◆ SET PROBLEM ◆
The listing below must be repeated word for word, with its images excluded.

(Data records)
[start]

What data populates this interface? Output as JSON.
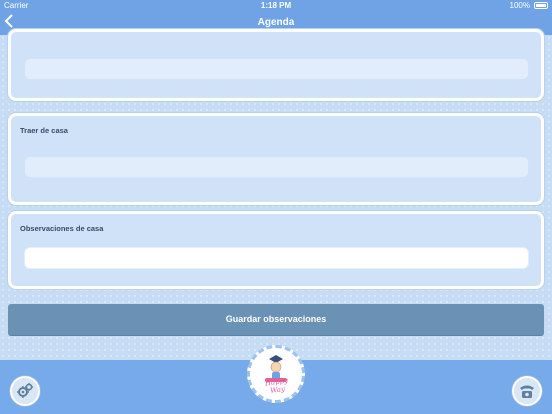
{
  "status_bar": {
    "carrier": "Carrier",
    "time": "1:18 PM",
    "battery": "100%"
  },
  "nav": {
    "back_icon": "chevron-left-icon",
    "title": "Agenda"
  },
  "cards": [
    {
      "label": "",
      "field_value": ""
    },
    {
      "label": "Traer de casa",
      "field_value": ""
    },
    {
      "label": "Observaciones de casa",
      "field_value": ""
    }
  ],
  "save_button": {
    "label": "Guardar observaciones"
  },
  "footer": {
    "settings_icon": "gears-icon",
    "logo_text": "Happy Way",
    "phone_icon": "telephone-icon"
  },
  "colors": {
    "nav": "#6fa3e6",
    "background": "#c6dcf4",
    "button": "#6a92b5",
    "footer": "#76aaea"
  }
}
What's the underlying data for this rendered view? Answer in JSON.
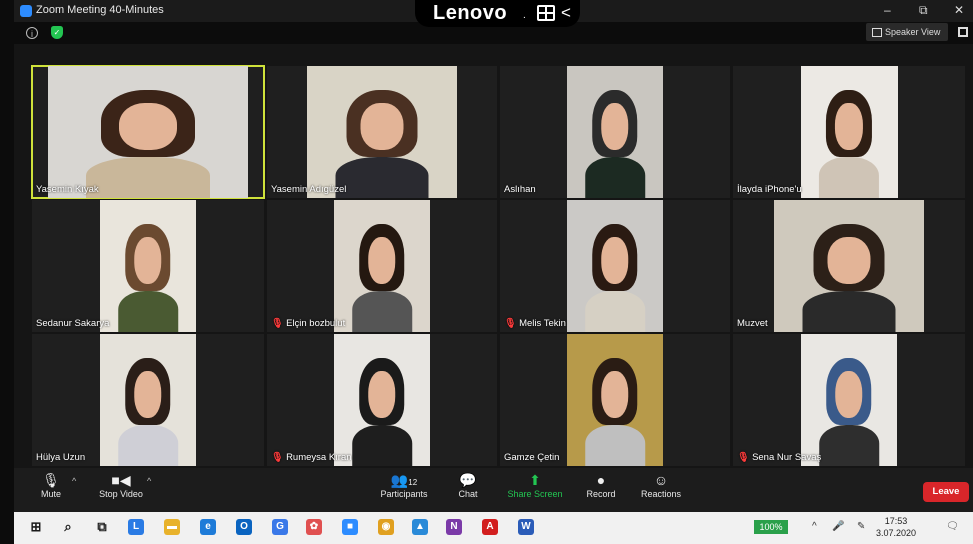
{
  "window": {
    "title": "Zoom Meeting 40-Minutes",
    "minimize": "‒",
    "restore": "⧉",
    "close": "✕"
  },
  "laptop": {
    "brand": "Lenovo",
    "dot": ".",
    "back_glyph": "<"
  },
  "topbar": {
    "info_glyph": "i",
    "shield_glyph": "✓",
    "speaker_view_label": "Speaker View"
  },
  "participants": [
    {
      "name": "Yasemin Kıyak",
      "muted": false,
      "active": true,
      "bg": "#d8d6d2",
      "hair": "#3b2418",
      "shirt": "#c9b79a"
    },
    {
      "name": "Yasemin Adıgüzel",
      "muted": false,
      "active": false,
      "bg": "#d9d4c6",
      "hair": "#4a3022",
      "shirt": "#2a2a30"
    },
    {
      "name": "Aslıhan",
      "muted": false,
      "active": false,
      "bg": "#c9c6c0",
      "hair": "#2b2b2b",
      "shirt": "#1c2a22"
    },
    {
      "name": "İlayda iPhone'u",
      "muted": false,
      "active": false,
      "bg": "#ece9e4",
      "hair": "#2e1e14",
      "shirt": "#cfc4b6"
    },
    {
      "name": "Sedanur Sakarya",
      "muted": false,
      "active": false,
      "bg": "#e9e5dc",
      "hair": "#6b4a30",
      "shirt": "#4a5a32"
    },
    {
      "name": "Elçin bozbulut",
      "muted": true,
      "active": false,
      "bg": "#dcd6cc",
      "hair": "#241810",
      "shirt": "#555"
    },
    {
      "name": "Melis Tekin",
      "muted": true,
      "active": false,
      "bg": "#cbc9c6",
      "hair": "#2a1a12",
      "shirt": "#d6d0c4"
    },
    {
      "name": "Muzvet",
      "muted": false,
      "active": false,
      "bg": "#cfc9bd",
      "hair": "#2c2018",
      "shirt": "#2a2a2a"
    },
    {
      "name": "Hülya Uzun",
      "muted": false,
      "active": false,
      "bg": "#e5e2da",
      "hair": "#2a1e18",
      "shirt": "#cfcfd6"
    },
    {
      "name": "Rumeysa Kıran",
      "muted": true,
      "active": false,
      "bg": "#e8e6e2",
      "hair": "#1a1a1a",
      "shirt": "#1e1e1e"
    },
    {
      "name": "Gamze Çetin",
      "muted": false,
      "active": false,
      "bg": "#b79a4a",
      "hair": "#2a1c14",
      "shirt": "#bfbfbf"
    },
    {
      "name": "Sena Nur Savaş",
      "muted": true,
      "active": false,
      "bg": "#e9e7e3",
      "hair": "#3a5a8a",
      "shirt": "#2e2e2e"
    }
  ],
  "controls": {
    "mute": {
      "label": "Mute",
      "glyph": "🎙"
    },
    "stop_video": {
      "label": "Stop Video",
      "glyph": "■◀"
    },
    "caret": "^",
    "participants": {
      "label": "Participants",
      "glyph": "👥",
      "count": "12"
    },
    "chat": {
      "label": "Chat",
      "glyph": "💬"
    },
    "share_screen": {
      "label": "Share Screen",
      "glyph": "⬆"
    },
    "record": {
      "label": "Record",
      "glyph": "●"
    },
    "reactions": {
      "label": "Reactions",
      "glyph": "☺"
    },
    "leave": {
      "label": "Leave"
    }
  },
  "taskbar": {
    "battery": "100%",
    "time": "17:53",
    "date": "3.07.2020",
    "icons": [
      {
        "name": "windows-start-icon",
        "glyph": "⊞",
        "color": "#1a1a1a"
      },
      {
        "name": "search-icon",
        "glyph": "⌕",
        "color": "#1a1a1a"
      },
      {
        "name": "task-view-icon",
        "glyph": "⧉",
        "color": "#1a1a1a"
      },
      {
        "name": "app-l-icon",
        "glyph": "L",
        "color": "#2a7be4"
      },
      {
        "name": "file-explorer-icon",
        "glyph": "▬",
        "color": "#e8b22b"
      },
      {
        "name": "edge-icon",
        "glyph": "e",
        "color": "#1e7bd8"
      },
      {
        "name": "outlook-icon",
        "glyph": "O",
        "color": "#0a64c0"
      },
      {
        "name": "google-icon",
        "glyph": "G",
        "color": "#3a78e8"
      },
      {
        "name": "app-red-icon",
        "glyph": "✿",
        "color": "#e05050"
      },
      {
        "name": "zoom-icon",
        "glyph": "■",
        "color": "#2d8cff"
      },
      {
        "name": "chrome-icon",
        "glyph": "◉",
        "color": "#e0a020"
      },
      {
        "name": "app-blue-icon",
        "glyph": "▲",
        "color": "#2a8ad8"
      },
      {
        "name": "onenote-icon",
        "glyph": "N",
        "color": "#7b3aa8"
      },
      {
        "name": "acrobat-icon",
        "glyph": "A",
        "color": "#d21e1e"
      },
      {
        "name": "word-icon",
        "glyph": "W",
        "color": "#2b5cb8"
      }
    ],
    "tray": {
      "chevron": "^",
      "mic": "🎤",
      "pen": "✎",
      "notif": "🗨"
    }
  }
}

[end]

◆ ANSWER TO THE EXERCISE ◆
What data populates this interface? Output as JSON.
{
  "status_bar": {
    "carrier": "Carrier",
    "time": "1:18 PM",
    "battery": "100%"
  },
  "nav": {
    "back_icon": "chevron-left-icon",
    "title": "Agenda"
  },
  "cards": [
    {
      "label": "",
      "field_value": ""
    },
    {
      "label": "Traer de casa",
      "field_value": ""
    },
    {
      "label": "Observaciones de casa",
      "field_value": ""
    }
  ],
  "save_button": {
    "label": "Guardar observaciones"
  },
  "footer": {
    "settings_icon": "gears-icon",
    "logo_text": "Happy Way",
    "phone_icon": "telephone-icon"
  },
  "colors": {
    "nav": "#6fa3e6",
    "background": "#c6dcf4",
    "button": "#6a92b5",
    "footer": "#76aaea"
  }
}
What's the underlying data for this rendered view? Answer in JSON.
{
  "window": {
    "title": "Zoom Meeting 40-Minutes",
    "minimize": "‒",
    "restore": "⧉",
    "close": "✕"
  },
  "laptop": {
    "brand": "Lenovo",
    "dot": ".",
    "back_glyph": "<"
  },
  "topbar": {
    "info_glyph": "i",
    "shield_glyph": "✓",
    "speaker_view_label": "Speaker View"
  },
  "participants": [
    {
      "name": "Yasemin Kıyak",
      "muted": false,
      "active": true,
      "bg": "#d8d6d2",
      "hair": "#3b2418",
      "shirt": "#c9b79a"
    },
    {
      "name": "Yasemin Adıgüzel",
      "muted": false,
      "active": false,
      "bg": "#d9d4c6",
      "hair": "#4a3022",
      "shirt": "#2a2a30"
    },
    {
      "name": "Aslıhan",
      "muted": false,
      "active": false,
      "bg": "#c9c6c0",
      "hair": "#2b2b2b",
      "shirt": "#1c2a22"
    },
    {
      "name": "İlayda iPhone'u",
      "muted": false,
      "active": false,
      "bg": "#ece9e4",
      "hair": "#2e1e14",
      "shirt": "#cfc4b6"
    },
    {
      "name": "Sedanur Sakarya",
      "muted": false,
      "active": false,
      "bg": "#e9e5dc",
      "hair": "#6b4a30",
      "shirt": "#4a5a32"
    },
    {
      "name": "Elçin bozbulut",
      "muted": true,
      "active": false,
      "bg": "#dcd6cc",
      "hair": "#241810",
      "shirt": "#555"
    },
    {
      "name": "Melis Tekin",
      "muted": true,
      "active": false,
      "bg": "#cbc9c6",
      "hair": "#2a1a12",
      "shirt": "#d6d0c4"
    },
    {
      "name": "Muzvet",
      "muted": false,
      "active": false,
      "bg": "#cfc9bd",
      "hair": "#2c2018",
      "shirt": "#2a2a2a"
    },
    {
      "name": "Hülya Uzun",
      "muted": false,
      "active": false,
      "bg": "#e5e2da",
      "hair": "#2a1e18",
      "shirt": "#cfcfd6"
    },
    {
      "name": "Rumeysa Kıran",
      "muted": true,
      "active": false,
      "bg": "#e8e6e2",
      "hair": "#1a1a1a",
      "shirt": "#1e1e1e"
    },
    {
      "name": "Gamze Çetin",
      "muted": false,
      "active": false,
      "bg": "#b79a4a",
      "hair": "#2a1c14",
      "shirt": "#bfbfbf"
    },
    {
      "name": "Sena Nur Savaş",
      "muted": true,
      "active": false,
      "bg": "#e9e7e3",
      "hair": "#3a5a8a",
      "shirt": "#2e2e2e"
    }
  ],
  "controls": {
    "mute": {
      "label": "Mute",
      "glyph": "🎙"
    },
    "stop_video": {
      "label": "Stop Video",
      "glyph": "■◀"
    },
    "caret": "^",
    "participants": {
      "label": "Participants",
      "glyph": "👥",
      "count": "12"
    },
    "chat": {
      "label": "Chat",
      "glyph": "💬"
    },
    "share_screen": {
      "label": "Share Screen",
      "glyph": "⬆"
    },
    "record": {
      "label": "Record",
      "glyph": "●"
    },
    "reactions": {
      "label": "Reactions",
      "glyph": "☺"
    },
    "leave": {
      "label": "Leave"
    }
  },
  "taskbar": {
    "battery": "100%",
    "time": "17:53",
    "date": "3.07.2020",
    "icons": [
      {
        "name": "windows-start-icon",
        "glyph": "⊞",
        "color": "#1a1a1a"
      },
      {
        "name": "search-icon",
        "glyph": "⌕",
        "color": "#1a1a1a"
      },
      {
        "name": "task-view-icon",
        "glyph": "⧉",
        "color": "#1a1a1a"
      },
      {
        "name": "app-l-icon",
        "glyph": "L",
        "color": "#2a7be4"
      },
      {
        "name": "file-explorer-icon",
        "glyph": "▬",
        "color": "#e8b22b"
      },
      {
        "name": "edge-icon",
        "glyph": "e",
        "color": "#1e7bd8"
      },
      {
        "name": "outlook-icon",
        "glyph": "O",
        "color": "#0a64c0"
      },
      {
        "name": "google-icon",
        "glyph": "G",
        "color": "#3a78e8"
      },
      {
        "name": "app-red-icon",
        "glyph": "✿",
        "color": "#e05050"
      },
      {
        "name": "zoom-icon",
        "glyph": "■",
        "color": "#2d8cff"
      },
      {
        "name": "chrome-icon",
        "glyph": "◉",
        "color": "#e0a020"
      },
      {
        "name": "app-blue-icon",
        "glyph": "▲",
        "color": "#2a8ad8"
      },
      {
        "name": "onenote-icon",
        "glyph": "N",
        "color": "#7b3aa8"
      },
      {
        "name": "acrobat-icon",
        "glyph": "A",
        "color": "#d21e1e"
      },
      {
        "name": "word-icon",
        "glyph": "W",
        "color": "#2b5cb8"
      }
    ],
    "tray": {
      "chevron": "^",
      "mic": "🎤",
      "pen": "✎",
      "notif": "🗨"
    }
  }
}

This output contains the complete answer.